▶ [Task to carry out] Search the data below for the word "Lorenz" and copy each line that holds it.

▶ [Supplied data]

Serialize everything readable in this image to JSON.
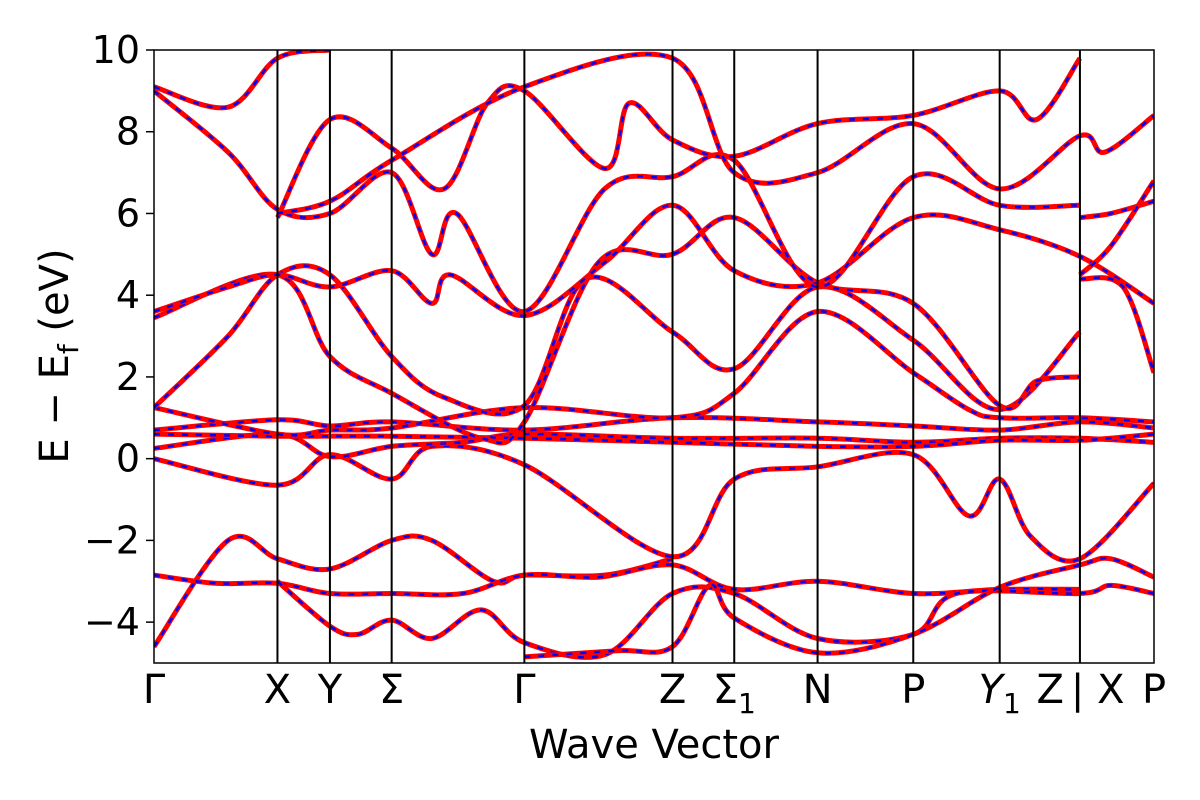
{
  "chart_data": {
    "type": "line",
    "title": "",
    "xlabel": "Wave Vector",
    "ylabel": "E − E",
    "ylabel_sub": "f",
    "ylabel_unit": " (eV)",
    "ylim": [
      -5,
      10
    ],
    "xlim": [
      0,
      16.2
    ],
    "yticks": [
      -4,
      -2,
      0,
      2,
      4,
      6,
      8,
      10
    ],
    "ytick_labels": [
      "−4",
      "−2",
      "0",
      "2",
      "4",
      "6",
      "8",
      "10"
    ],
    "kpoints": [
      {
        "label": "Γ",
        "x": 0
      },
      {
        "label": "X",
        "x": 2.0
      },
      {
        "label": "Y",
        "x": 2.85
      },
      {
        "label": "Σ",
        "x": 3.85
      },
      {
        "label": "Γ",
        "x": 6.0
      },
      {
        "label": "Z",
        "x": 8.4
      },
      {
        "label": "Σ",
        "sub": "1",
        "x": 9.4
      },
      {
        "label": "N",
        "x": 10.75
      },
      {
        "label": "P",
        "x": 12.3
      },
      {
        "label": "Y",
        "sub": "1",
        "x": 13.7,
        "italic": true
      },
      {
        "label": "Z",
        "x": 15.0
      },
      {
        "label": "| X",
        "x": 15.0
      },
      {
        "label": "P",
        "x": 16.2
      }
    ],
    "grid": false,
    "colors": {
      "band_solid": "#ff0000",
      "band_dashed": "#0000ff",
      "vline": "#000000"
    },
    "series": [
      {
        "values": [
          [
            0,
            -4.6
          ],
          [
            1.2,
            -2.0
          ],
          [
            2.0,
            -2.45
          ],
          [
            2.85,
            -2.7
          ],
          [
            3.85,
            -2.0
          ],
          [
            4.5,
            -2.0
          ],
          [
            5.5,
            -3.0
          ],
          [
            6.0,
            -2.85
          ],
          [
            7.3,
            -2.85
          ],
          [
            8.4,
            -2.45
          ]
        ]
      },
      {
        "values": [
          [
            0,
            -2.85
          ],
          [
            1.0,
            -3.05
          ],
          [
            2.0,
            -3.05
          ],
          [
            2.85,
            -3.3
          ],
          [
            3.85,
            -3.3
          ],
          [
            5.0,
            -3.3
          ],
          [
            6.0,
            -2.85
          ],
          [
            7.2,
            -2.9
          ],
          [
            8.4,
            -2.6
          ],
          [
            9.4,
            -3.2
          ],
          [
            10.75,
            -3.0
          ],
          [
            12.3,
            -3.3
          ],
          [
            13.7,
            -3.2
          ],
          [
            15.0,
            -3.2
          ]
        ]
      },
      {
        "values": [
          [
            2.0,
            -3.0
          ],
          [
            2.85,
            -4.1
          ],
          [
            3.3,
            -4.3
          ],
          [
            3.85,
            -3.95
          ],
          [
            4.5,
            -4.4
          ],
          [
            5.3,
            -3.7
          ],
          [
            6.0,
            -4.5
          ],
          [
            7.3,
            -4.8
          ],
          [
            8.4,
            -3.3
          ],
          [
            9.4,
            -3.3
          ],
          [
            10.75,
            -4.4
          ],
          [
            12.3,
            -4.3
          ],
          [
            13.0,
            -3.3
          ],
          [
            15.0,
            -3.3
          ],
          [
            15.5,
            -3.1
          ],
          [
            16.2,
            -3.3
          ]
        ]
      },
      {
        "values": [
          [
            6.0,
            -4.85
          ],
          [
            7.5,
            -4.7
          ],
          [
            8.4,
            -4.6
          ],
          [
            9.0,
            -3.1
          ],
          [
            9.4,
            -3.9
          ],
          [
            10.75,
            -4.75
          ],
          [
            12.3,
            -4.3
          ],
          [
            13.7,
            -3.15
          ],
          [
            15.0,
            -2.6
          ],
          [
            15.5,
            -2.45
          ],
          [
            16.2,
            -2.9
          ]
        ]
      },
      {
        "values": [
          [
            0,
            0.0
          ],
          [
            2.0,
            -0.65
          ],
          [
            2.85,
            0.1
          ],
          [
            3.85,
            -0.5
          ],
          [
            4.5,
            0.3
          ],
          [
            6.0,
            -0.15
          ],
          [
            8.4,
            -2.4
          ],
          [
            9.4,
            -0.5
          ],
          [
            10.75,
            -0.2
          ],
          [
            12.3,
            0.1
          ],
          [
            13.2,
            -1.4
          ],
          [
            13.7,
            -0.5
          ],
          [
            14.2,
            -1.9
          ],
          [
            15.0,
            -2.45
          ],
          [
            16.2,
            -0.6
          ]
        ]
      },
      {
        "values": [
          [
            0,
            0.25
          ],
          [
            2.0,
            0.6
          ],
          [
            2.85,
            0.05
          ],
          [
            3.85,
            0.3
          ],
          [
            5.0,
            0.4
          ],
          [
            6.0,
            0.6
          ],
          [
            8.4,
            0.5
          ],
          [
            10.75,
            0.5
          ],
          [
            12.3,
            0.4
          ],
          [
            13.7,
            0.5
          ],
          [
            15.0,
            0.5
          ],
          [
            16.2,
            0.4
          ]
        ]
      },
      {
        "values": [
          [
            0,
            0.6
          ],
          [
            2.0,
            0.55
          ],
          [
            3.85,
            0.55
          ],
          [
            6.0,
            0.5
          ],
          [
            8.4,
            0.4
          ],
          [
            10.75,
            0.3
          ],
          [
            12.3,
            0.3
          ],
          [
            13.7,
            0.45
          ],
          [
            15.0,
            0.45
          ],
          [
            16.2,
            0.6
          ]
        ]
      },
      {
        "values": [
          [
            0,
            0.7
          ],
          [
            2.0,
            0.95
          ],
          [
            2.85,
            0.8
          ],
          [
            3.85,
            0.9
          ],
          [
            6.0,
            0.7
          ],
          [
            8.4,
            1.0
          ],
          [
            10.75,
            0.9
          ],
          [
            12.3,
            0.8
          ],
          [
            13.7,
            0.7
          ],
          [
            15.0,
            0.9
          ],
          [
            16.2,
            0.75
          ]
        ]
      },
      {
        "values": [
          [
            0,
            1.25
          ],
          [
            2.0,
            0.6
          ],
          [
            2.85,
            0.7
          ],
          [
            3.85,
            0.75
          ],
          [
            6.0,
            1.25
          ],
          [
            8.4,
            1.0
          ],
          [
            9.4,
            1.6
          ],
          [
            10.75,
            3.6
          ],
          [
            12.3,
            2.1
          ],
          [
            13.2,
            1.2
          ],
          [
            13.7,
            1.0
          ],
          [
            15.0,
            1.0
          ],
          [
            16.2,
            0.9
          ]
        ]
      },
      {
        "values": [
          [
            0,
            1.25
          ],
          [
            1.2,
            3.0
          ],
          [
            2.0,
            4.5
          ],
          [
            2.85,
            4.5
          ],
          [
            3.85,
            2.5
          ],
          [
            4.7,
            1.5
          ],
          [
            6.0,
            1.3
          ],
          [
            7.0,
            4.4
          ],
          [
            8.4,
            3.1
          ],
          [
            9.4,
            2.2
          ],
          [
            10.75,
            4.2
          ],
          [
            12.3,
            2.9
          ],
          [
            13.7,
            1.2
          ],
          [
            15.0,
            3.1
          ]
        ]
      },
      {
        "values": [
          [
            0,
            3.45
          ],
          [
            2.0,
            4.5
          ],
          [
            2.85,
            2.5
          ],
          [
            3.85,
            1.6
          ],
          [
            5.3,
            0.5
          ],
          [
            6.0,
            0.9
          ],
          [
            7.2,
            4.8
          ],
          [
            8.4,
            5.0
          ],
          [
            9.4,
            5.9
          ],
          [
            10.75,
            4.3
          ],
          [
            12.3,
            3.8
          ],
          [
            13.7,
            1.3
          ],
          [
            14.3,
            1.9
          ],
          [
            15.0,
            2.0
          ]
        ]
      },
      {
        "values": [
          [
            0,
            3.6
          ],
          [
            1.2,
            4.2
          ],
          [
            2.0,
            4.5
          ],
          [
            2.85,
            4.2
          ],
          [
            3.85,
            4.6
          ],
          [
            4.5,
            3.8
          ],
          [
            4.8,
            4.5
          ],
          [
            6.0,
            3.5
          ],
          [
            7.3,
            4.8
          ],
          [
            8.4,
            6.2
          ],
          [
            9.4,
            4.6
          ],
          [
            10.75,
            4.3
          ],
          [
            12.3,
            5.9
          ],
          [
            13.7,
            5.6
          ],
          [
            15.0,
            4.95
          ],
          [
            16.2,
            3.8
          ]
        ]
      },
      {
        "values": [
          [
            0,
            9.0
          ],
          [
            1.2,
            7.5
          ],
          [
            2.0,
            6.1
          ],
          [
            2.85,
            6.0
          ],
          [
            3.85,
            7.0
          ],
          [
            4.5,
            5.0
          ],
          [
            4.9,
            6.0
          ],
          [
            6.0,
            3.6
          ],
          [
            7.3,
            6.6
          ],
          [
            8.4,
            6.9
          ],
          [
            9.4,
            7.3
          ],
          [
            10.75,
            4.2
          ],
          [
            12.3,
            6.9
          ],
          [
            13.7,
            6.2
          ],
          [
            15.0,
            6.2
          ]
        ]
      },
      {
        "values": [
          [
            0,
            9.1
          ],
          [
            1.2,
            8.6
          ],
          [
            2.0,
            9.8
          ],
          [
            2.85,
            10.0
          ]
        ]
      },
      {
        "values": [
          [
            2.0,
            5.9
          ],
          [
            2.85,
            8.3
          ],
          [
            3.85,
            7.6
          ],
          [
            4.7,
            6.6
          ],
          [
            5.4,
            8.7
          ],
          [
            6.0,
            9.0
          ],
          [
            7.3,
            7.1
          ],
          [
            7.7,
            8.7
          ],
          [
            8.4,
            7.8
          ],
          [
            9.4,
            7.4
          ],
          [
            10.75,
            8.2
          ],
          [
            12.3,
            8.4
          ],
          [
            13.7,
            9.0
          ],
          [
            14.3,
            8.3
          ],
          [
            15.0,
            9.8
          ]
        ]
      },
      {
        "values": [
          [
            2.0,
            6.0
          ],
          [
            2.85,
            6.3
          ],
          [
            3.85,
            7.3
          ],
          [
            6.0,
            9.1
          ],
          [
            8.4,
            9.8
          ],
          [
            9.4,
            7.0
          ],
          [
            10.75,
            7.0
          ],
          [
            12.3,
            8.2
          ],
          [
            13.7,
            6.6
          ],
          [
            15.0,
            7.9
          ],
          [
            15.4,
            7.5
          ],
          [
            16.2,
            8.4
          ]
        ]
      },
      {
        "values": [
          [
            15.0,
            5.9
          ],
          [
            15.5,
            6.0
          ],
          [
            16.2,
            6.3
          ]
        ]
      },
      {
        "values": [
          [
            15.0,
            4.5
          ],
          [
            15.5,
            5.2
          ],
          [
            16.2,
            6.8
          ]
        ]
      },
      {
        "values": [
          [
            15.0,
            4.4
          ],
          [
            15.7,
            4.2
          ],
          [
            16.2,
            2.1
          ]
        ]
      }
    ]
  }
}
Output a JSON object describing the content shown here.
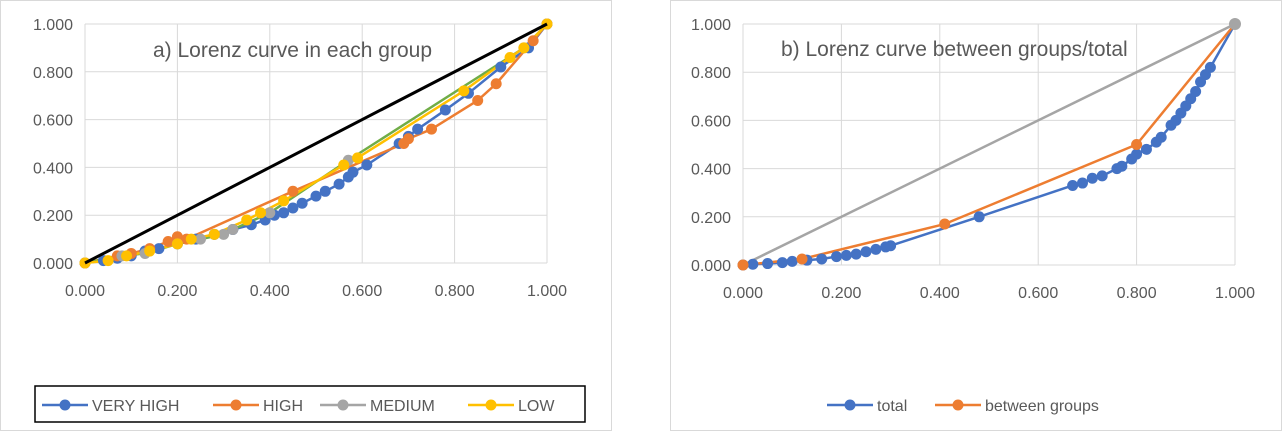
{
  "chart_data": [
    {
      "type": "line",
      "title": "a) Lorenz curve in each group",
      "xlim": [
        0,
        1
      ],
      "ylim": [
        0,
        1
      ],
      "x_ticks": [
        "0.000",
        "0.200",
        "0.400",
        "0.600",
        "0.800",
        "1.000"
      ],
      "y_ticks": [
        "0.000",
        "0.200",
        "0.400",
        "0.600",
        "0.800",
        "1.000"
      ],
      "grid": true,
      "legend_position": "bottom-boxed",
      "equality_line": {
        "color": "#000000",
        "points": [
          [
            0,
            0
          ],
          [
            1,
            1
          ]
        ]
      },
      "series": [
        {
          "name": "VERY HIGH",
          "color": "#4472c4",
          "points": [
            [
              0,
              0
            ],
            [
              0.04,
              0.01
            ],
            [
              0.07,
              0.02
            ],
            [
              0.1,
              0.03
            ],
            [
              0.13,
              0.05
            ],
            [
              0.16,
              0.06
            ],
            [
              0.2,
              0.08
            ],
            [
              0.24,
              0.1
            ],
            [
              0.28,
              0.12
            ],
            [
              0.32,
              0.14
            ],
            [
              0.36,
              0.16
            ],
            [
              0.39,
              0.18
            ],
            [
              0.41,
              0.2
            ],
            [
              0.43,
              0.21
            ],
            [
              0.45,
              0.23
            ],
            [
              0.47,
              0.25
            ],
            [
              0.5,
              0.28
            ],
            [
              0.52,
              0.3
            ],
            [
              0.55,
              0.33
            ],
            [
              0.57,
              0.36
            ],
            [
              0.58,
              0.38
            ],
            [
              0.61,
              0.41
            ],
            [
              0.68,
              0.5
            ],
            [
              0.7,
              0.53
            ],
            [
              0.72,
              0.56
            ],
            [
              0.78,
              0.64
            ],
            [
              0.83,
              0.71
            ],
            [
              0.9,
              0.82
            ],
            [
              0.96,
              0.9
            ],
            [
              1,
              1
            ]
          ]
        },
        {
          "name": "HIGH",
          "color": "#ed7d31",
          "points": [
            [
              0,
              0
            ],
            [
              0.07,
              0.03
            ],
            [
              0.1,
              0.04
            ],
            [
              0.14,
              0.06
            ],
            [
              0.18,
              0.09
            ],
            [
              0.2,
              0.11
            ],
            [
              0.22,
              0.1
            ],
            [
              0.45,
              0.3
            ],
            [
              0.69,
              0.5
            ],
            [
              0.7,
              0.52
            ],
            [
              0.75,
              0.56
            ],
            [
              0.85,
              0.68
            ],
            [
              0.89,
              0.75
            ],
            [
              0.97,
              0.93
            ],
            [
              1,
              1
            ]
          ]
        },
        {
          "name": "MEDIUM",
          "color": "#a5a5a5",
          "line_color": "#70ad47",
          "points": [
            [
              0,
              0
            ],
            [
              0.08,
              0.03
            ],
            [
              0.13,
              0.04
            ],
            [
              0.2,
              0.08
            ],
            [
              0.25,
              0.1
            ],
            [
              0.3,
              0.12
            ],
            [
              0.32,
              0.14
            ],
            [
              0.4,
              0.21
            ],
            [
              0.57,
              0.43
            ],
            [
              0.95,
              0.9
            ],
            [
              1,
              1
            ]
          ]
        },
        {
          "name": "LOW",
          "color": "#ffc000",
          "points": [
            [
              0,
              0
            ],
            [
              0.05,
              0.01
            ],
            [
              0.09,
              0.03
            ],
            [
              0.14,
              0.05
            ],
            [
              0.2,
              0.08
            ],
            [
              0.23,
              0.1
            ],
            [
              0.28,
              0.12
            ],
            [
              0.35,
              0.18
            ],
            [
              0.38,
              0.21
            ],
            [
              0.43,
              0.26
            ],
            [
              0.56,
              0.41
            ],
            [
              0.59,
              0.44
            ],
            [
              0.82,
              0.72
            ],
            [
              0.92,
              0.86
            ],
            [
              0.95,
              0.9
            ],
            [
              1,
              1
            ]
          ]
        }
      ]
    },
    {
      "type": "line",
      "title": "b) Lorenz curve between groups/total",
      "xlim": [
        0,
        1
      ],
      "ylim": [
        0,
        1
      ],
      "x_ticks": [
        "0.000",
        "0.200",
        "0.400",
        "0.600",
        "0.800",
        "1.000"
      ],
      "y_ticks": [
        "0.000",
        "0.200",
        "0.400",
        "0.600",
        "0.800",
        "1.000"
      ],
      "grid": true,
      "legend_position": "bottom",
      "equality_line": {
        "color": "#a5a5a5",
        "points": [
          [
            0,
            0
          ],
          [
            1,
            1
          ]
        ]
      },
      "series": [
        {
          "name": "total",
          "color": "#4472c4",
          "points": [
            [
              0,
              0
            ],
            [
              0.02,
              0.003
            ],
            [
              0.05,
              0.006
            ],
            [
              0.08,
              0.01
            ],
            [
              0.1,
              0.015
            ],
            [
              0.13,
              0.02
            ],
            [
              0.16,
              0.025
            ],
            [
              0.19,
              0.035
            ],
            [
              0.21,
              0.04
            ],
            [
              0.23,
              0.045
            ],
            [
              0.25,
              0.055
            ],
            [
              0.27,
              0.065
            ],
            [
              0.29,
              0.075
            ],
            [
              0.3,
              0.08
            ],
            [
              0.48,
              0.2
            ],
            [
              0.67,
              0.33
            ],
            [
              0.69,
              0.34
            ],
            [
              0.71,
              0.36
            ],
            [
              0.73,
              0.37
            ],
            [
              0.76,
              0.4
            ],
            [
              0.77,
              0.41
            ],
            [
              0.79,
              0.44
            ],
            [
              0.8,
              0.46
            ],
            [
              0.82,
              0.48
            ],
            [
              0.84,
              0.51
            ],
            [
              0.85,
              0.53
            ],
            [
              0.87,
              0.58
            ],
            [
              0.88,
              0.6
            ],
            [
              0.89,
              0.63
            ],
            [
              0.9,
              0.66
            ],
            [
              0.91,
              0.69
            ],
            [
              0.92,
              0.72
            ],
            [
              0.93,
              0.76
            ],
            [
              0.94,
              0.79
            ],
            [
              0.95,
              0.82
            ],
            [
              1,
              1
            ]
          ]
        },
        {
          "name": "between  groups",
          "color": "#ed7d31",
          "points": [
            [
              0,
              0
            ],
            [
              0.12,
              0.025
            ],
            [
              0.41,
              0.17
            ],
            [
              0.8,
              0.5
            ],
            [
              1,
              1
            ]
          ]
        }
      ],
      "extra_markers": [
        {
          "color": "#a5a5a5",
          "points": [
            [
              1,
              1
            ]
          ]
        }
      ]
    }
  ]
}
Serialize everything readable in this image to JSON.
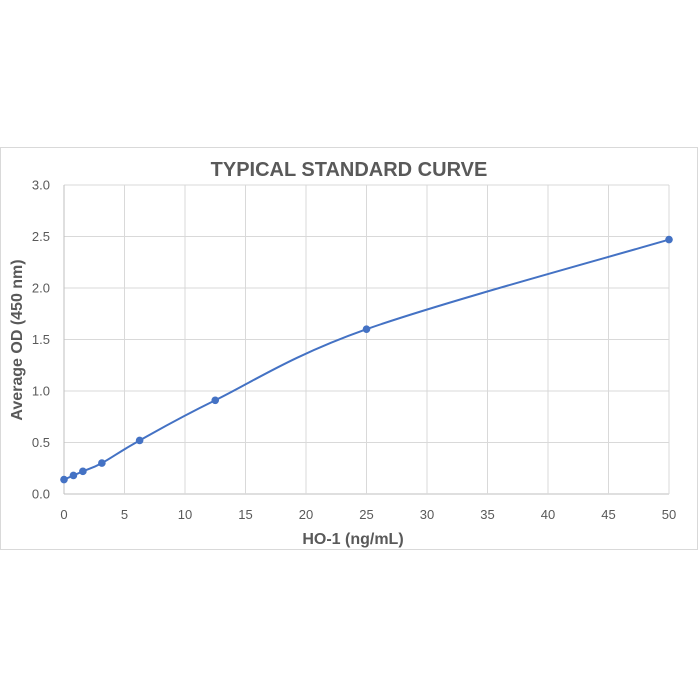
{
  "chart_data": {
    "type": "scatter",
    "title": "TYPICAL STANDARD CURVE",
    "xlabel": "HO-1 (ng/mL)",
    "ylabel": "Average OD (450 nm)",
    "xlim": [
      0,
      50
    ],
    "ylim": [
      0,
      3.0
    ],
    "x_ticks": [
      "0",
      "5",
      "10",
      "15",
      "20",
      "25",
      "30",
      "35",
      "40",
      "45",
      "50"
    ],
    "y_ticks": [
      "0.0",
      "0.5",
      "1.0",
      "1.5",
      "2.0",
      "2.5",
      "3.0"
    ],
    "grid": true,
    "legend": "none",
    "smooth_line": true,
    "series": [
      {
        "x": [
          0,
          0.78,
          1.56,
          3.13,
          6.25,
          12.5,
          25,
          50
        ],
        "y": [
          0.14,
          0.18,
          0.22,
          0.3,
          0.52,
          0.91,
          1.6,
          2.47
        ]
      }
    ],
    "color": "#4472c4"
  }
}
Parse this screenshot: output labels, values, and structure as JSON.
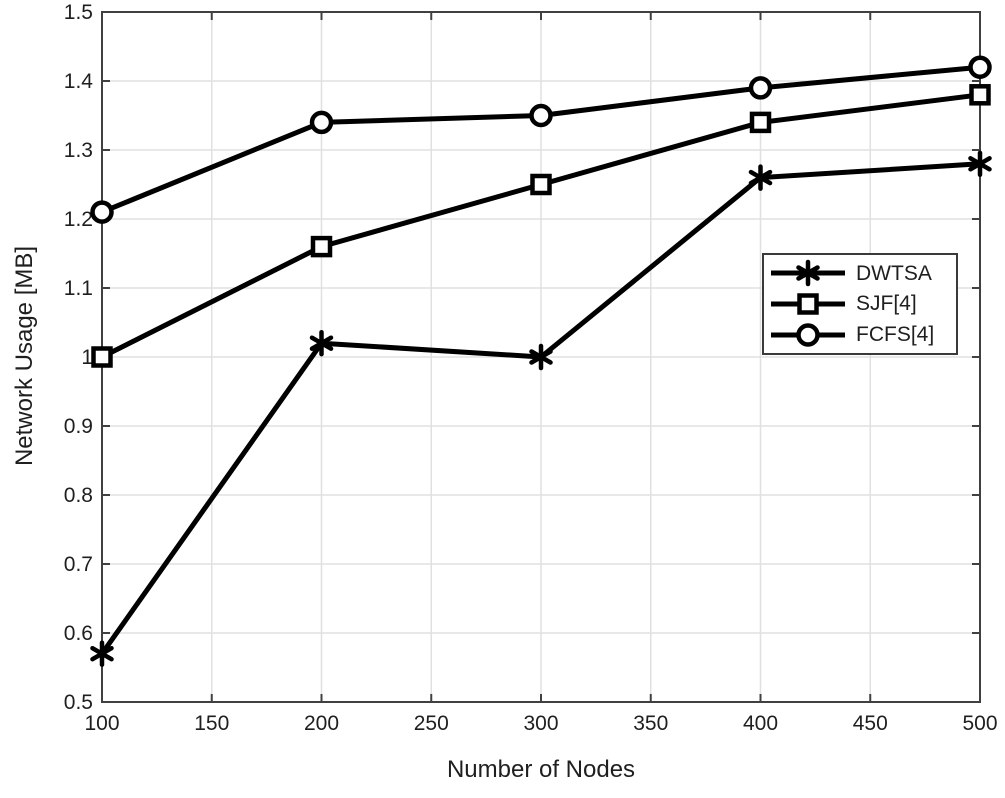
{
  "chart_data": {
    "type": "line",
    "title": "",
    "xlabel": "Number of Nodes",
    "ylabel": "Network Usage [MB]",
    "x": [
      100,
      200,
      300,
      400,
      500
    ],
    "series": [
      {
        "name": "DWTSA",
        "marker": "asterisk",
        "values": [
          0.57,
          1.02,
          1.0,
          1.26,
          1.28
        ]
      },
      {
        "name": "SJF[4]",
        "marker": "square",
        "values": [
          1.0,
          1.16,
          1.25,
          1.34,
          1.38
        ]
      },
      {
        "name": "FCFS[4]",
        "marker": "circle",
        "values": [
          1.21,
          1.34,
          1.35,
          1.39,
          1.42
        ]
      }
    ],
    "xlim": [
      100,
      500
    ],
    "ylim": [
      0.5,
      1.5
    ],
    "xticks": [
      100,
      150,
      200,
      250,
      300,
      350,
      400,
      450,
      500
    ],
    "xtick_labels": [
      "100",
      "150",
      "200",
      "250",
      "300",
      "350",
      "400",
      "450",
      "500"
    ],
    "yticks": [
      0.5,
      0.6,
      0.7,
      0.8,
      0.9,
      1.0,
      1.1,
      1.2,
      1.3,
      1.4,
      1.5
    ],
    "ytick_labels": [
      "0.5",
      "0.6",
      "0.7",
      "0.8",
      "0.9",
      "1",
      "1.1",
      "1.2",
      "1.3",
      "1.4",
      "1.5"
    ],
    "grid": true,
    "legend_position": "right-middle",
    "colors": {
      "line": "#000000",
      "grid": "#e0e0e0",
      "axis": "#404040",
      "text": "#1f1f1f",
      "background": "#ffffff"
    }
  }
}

▶ [Reply to the exercise]
      "title": "a) Lorenz curve in each group",
      "title": "b) Lorenz curve between groups/total",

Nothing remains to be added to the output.